Retype the records below word for word and omit any image.

+ + +

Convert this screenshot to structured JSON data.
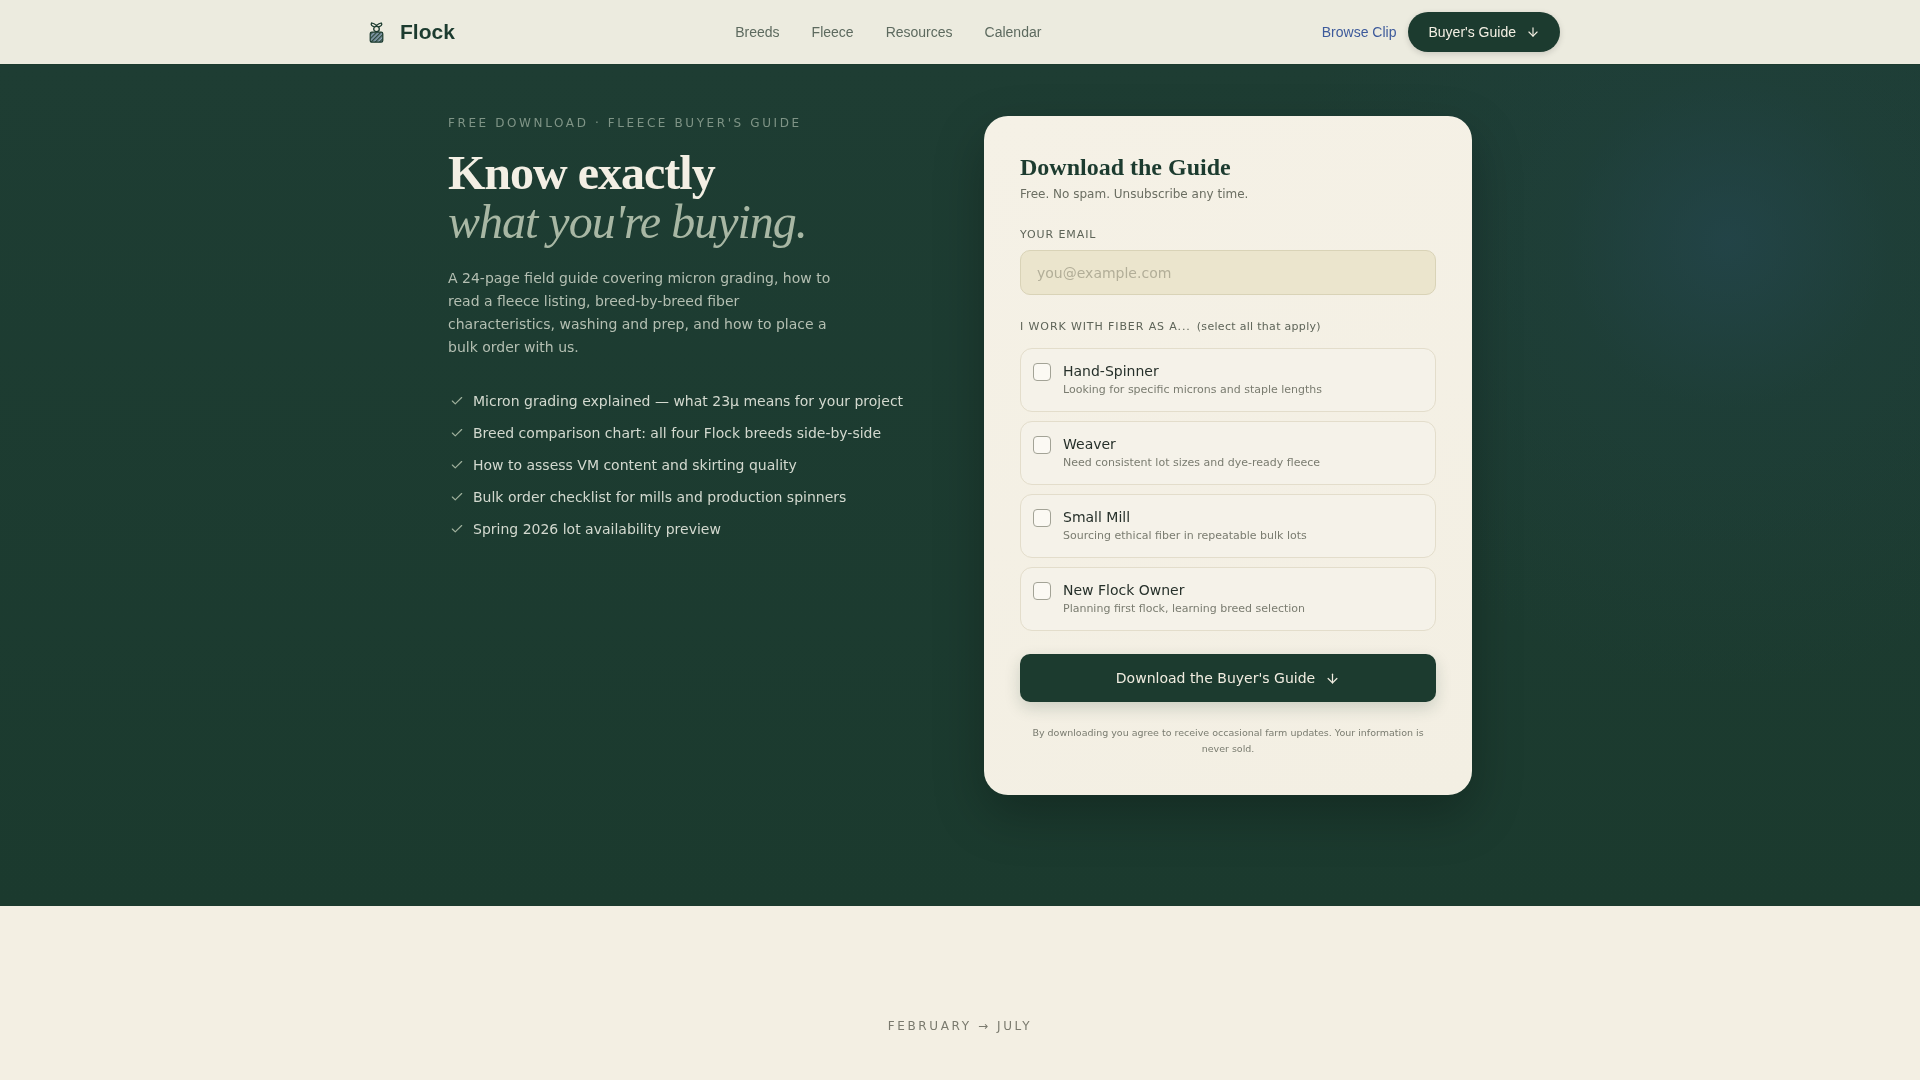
{
  "nav": {
    "brand": "Flock",
    "links": [
      "Breeds",
      "Fleece",
      "Resources",
      "Calendar"
    ],
    "secondary_link": "Browse Clip",
    "cta": "Buyer's Guide"
  },
  "hero": {
    "eyebrow": "FREE DOWNLOAD · FLEECE BUYER'S GUIDE",
    "title": "Know exactly",
    "title_accent": "what you're buying.",
    "description": "A 24-page field guide covering micron grading, how to read a fleece listing, breed-by-breed fiber characteristics, washing and prep, and how to place a bulk order with us.",
    "features": [
      "Micron grading explained — what 23µ means for your project",
      "Breed comparison chart: all four Flock breeds side-by-side",
      "How to assess VM content and skirting quality",
      "Bulk order checklist for mills and production spinners",
      "Spring 2026 lot availability preview"
    ]
  },
  "form": {
    "title": "Download the Guide",
    "subtitle": "Free. No spam. Unsubscribe any time.",
    "email": {
      "label": "YOUR EMAIL",
      "placeholder": "you@example.com"
    },
    "roles_label": "I WORK WITH FIBER AS A...",
    "roles_hint": "(select all that apply)",
    "roles": [
      {
        "title": "Hand-Spinner",
        "description": "Looking for specific microns and staple lengths",
        "checked": false
      },
      {
        "title": "Weaver",
        "description": "Need consistent lot sizes and dye-ready fleece",
        "checked": false
      },
      {
        "title": "Small Mill",
        "description": "Sourcing ethical fiber in repeatable bulk lots",
        "checked": false
      },
      {
        "title": "New Flock Owner",
        "description": "Planning first flock, learning breed selection",
        "checked": false
      }
    ],
    "submit": "Download the Buyer's Guide",
    "disclaimer": "By downloading you agree to receive occasional farm updates. Your information is never sold."
  },
  "next_section": {
    "eyebrow": "FEBRUARY → JULY"
  }
}
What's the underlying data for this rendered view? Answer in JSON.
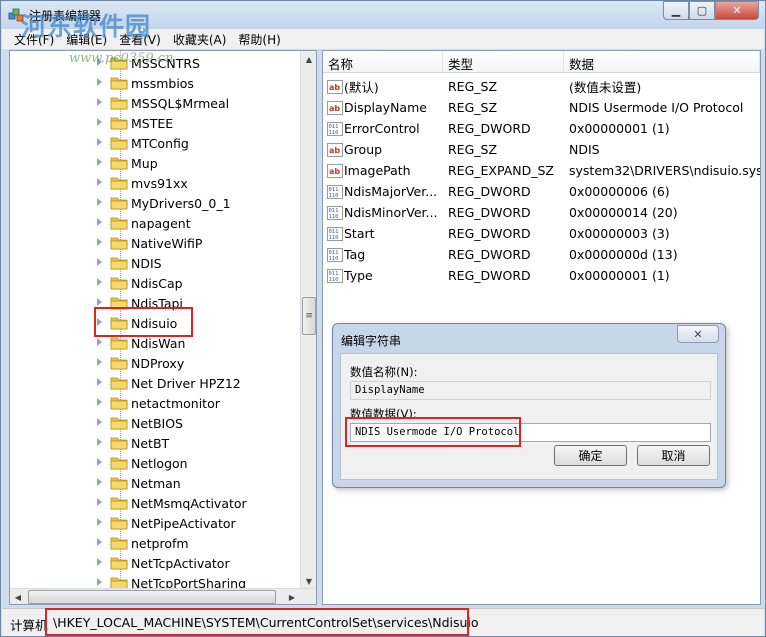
{
  "window": {
    "title": "注册表编辑器",
    "minimize_label": "▭",
    "maximize_label": "▢",
    "close_label": "✕"
  },
  "watermark": {
    "main": "河东软件园",
    "sub": "www.pc0359.cn"
  },
  "menu": [
    "文件(F)",
    "编辑(E)",
    "查看(V)",
    "收藏夹(A)",
    "帮助(H)"
  ],
  "tree": {
    "items": [
      "MSSCNTRS",
      "mssmbios",
      "MSSQL$Mrmeal",
      "MSTEE",
      "MTConfig",
      "Mup",
      "mvs91xx",
      "MyDrivers0_0_1",
      "napagent",
      "NativeWifiP",
      "NDIS",
      "NdisCap",
      "NdisTapi",
      "Ndisuio",
      "NdisWan",
      "NDProxy",
      "Net Driver HPZ12",
      "netactmonitor",
      "NetBIOS",
      "NetBT",
      "Netlogon",
      "Netman",
      "NetMsmqActivator",
      "NetPipeActivator",
      "netprofm",
      "NetTcpActivator",
      "NetTcpPortSharing"
    ],
    "selected": "Ndisuio"
  },
  "list": {
    "headers": {
      "name": "名称",
      "type": "类型",
      "data": "数据"
    },
    "rows": [
      {
        "icon": "string-value-icon",
        "name": "(默认)",
        "type": "REG_SZ",
        "data": "(数值未设置)"
      },
      {
        "icon": "string-value-icon",
        "name": "DisplayName",
        "type": "REG_SZ",
        "data": "NDIS Usermode I/O Protocol"
      },
      {
        "icon": "binary-value-icon",
        "name": "ErrorControl",
        "type": "REG_DWORD",
        "data": "0x00000001 (1)"
      },
      {
        "icon": "string-value-icon",
        "name": "Group",
        "type": "REG_SZ",
        "data": "NDIS"
      },
      {
        "icon": "string-value-icon",
        "name": "ImagePath",
        "type": "REG_EXPAND_SZ",
        "data": "system32\\DRIVERS\\ndisuio.sys"
      },
      {
        "icon": "binary-value-icon",
        "name": "NdisMajorVer...",
        "type": "REG_DWORD",
        "data": "0x00000006 (6)"
      },
      {
        "icon": "binary-value-icon",
        "name": "NdisMinorVer...",
        "type": "REG_DWORD",
        "data": "0x00000014 (20)"
      },
      {
        "icon": "binary-value-icon",
        "name": "Start",
        "type": "REG_DWORD",
        "data": "0x00000003 (3)"
      },
      {
        "icon": "binary-value-icon",
        "name": "Tag",
        "type": "REG_DWORD",
        "data": "0x0000000d (13)"
      },
      {
        "icon": "binary-value-icon",
        "name": "Type",
        "type": "REG_DWORD",
        "data": "0x00000001 (1)"
      }
    ]
  },
  "dialog": {
    "title": "编辑字符串",
    "close_label": "✕",
    "name_label": "数值名称(N):",
    "name_value": "DisplayName",
    "data_label": "数值数据(V):",
    "data_value": "NDIS Usermode I/O Protocol",
    "ok_label": "确定",
    "cancel_label": "取消"
  },
  "status": {
    "prefix": "计算机",
    "path": "\\HKEY_LOCAL_MACHINE\\SYSTEM\\CurrentControlSet\\services\\Ndisuio"
  },
  "colors": {
    "highlight": "#e0231e",
    "folder": "#e8c34a",
    "string_icon": "#c0392b",
    "binary_icon": "#2f5fa8"
  }
}
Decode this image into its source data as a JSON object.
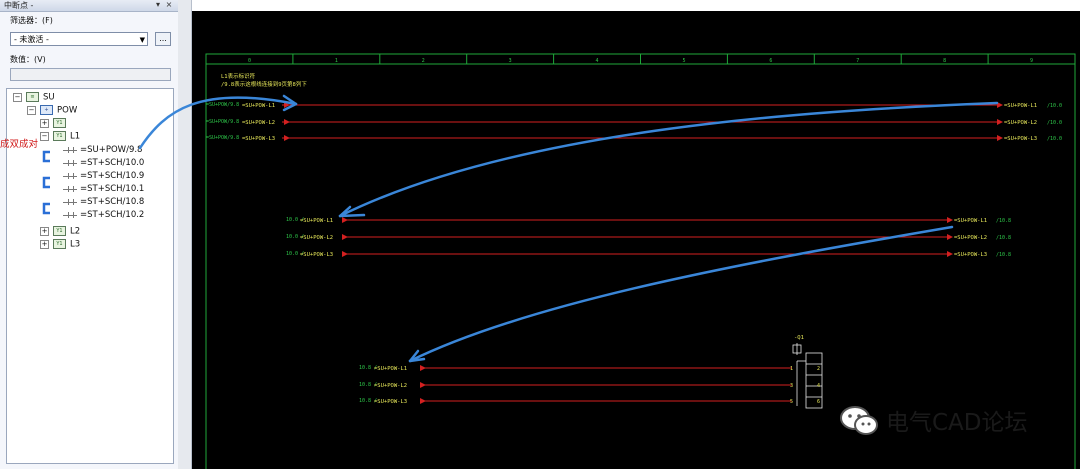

+ + +

## OUTPUT OF THE EXERCISE
Convert this screenshot to structured JSON data.
{
  "nav": {
    "brand": "Flock",
    "links": [
      "Breeds",
      "Fleece",
      "Resources",
      "Calendar"
    ],
    "secondary_link": "Browse Clip",
    "cta": "Buyer's Guide"
  },
  "hero": {
    "eyebrow": "FREE DOWNLOAD · FLEECE BUYER'S GUIDE",
    "title": "Know exactly",
    "title_accent": "what you're buying.",
    "description": "A 24-page field guide covering micron grading, how to read a fleece listing, breed-by-breed fiber characteristics, washing and prep, and how to place a bulk order with us.",
    "features": [
      "Micron grading explained — what 23µ means for your project",
      "Breed comparison chart: all four Flock breeds side-by-side",
      "How to assess VM content and skirting quality",
      "Bulk order checklist for mills and production spinners",
      "Spring 2026 lot availability preview"
    ]
  },
  "form": {
    "title": "Download the Guide",
    "subtitle": "Free. No spam. Unsubscribe any time.",
    "email": {
      "label": "YOUR EMAIL",
      "placeholder": "you@example.com"
    },
    "roles_label": "I WORK WITH FIBER AS A...",
    "roles_hint": "(select all that apply)",
    "roles": [
      {
        "title": "Hand-Spinner",
        "description": "Looking for specific microns and staple lengths",
        "checked": false
      },
      {
        "title": "Weaver",
        "description": "Need consistent lot sizes and dye-ready fleece",
        "checked": false
      },
      {
        "title": "Small Mill",
        "description": "Sourcing ethical fiber in repeatable bulk lots",
        "checked": false
      },
      {
        "title": "New Flock Owner",
        "description": "Planning first flock, learning breed selection",
        "checked": false
      }
    ],
    "submit": "Download the Buyer's Guide",
    "disclaimer": "By downloading you agree to receive occasional farm updates. Your information is never sold."
  },
  "next_section": {
    "eyebrow": "FEBRUARY → JULY"
  }
}
What's the underlying data for this rendered view? Answer in JSON.
{
  "window": {
    "title": "注册表编辑器",
    "minimize_label": "▭",
    "maximize_label": "▢",
    "close_label": "✕"
  },
  "watermark": {
    "main": "河东软件园",
    "sub": "www.pc0359.cn"
  },
  "menu": [
    "文件(F)",
    "编辑(E)",
    "查看(V)",
    "收藏夹(A)",
    "帮助(H)"
  ],
  "tree": {
    "items": [
      "MSSCNTRS",
      "mssmbios",
      "MSSQL$Mrmeal",
      "MSTEE",
      "MTConfig",
      "Mup",
      "mvs91xx",
      "MyDrivers0_0_1",
      "napagent",
      "NativeWifiP",
      "NDIS",
      "NdisCap",
      "NdisTapi",
      "Ndisuio",
      "NdisWan",
      "NDProxy",
      "Net Driver HPZ12",
      "netactmonitor",
      "NetBIOS",
      "NetBT",
      "Netlogon",
      "Netman",
      "NetMsmqActivator",
      "NetPipeActivator",
      "netprofm",
      "NetTcpActivator",
      "NetTcpPortSharing"
    ],
    "selected": "Ndisuio"
  },
  "list": {
    "headers": {
      "name": "名称",
      "type": "类型",
      "data": "数据"
    },
    "rows": [
      {
        "icon": "string-value-icon",
        "name": "(默认)",
        "type": "REG_SZ",
        "data": "(数值未设置)"
      },
      {
        "icon": "string-value-icon",
        "name": "DisplayName",
        "type": "REG_SZ",
        "data": "NDIS Usermode I/O Protocol"
      },
      {
        "icon": "binary-value-icon",
        "name": "ErrorControl",
        "type": "REG_DWORD",
        "data": "0x00000001 (1)"
      },
      {
        "icon": "string-value-icon",
        "name": "Group",
        "type": "REG_SZ",
        "data": "NDIS"
      },
      {
        "icon": "string-value-icon",
        "name": "ImagePath",
        "type": "REG_EXPAND_SZ",
        "data": "system32\\DRIVERS\\ndisuio.sys"
      },
      {
        "icon": "binary-value-icon",
        "name": "NdisMajorVer...",
        "type": "REG_DWORD",
        "data": "0x00000006 (6)"
      },
      {
        "icon": "binary-value-icon",
        "name": "NdisMinorVer...",
        "type": "REG_DWORD",
        "data": "0x00000014 (20)"
      },
      {
        "icon": "binary-value-icon",
        "name": "Start",
        "type": "REG_DWORD",
        "data": "0x00000003 (3)"
      },
      {
        "icon": "binary-value-icon",
        "name": "Tag",
        "type": "REG_DWORD",
        "data": "0x0000000d (13)"
      },
      {
        "icon": "binary-value-icon",
        "name": "Type",
        "type": "REG_DWORD",
        "data": "0x00000001 (1)"
      }
    ]
  },
  "dialog": {
    "title": "编辑字符串",
    "close_label": "✕",
    "name_label": "数值名称(N):",
    "name_value": "DisplayName",
    "data_label": "数值数据(V):",
    "data_value": "NDIS Usermode I/O Protocol",
    "ok_label": "确定",
    "cancel_label": "取消"
  },
  "status": {
    "prefix": "计算机",
    "path": "\\HKEY_LOCAL_MACHINE\\SYSTEM\\CurrentControlSet\\services\\Ndisuio"
  },
  "colors": {
    "highlight": "#e0231e",
    "folder": "#e8c34a",
    "string_icon": "#c0392b",
    "binary_icon": "#2f5fa8"
  }
}
Decode this image into its source data as a JSON object.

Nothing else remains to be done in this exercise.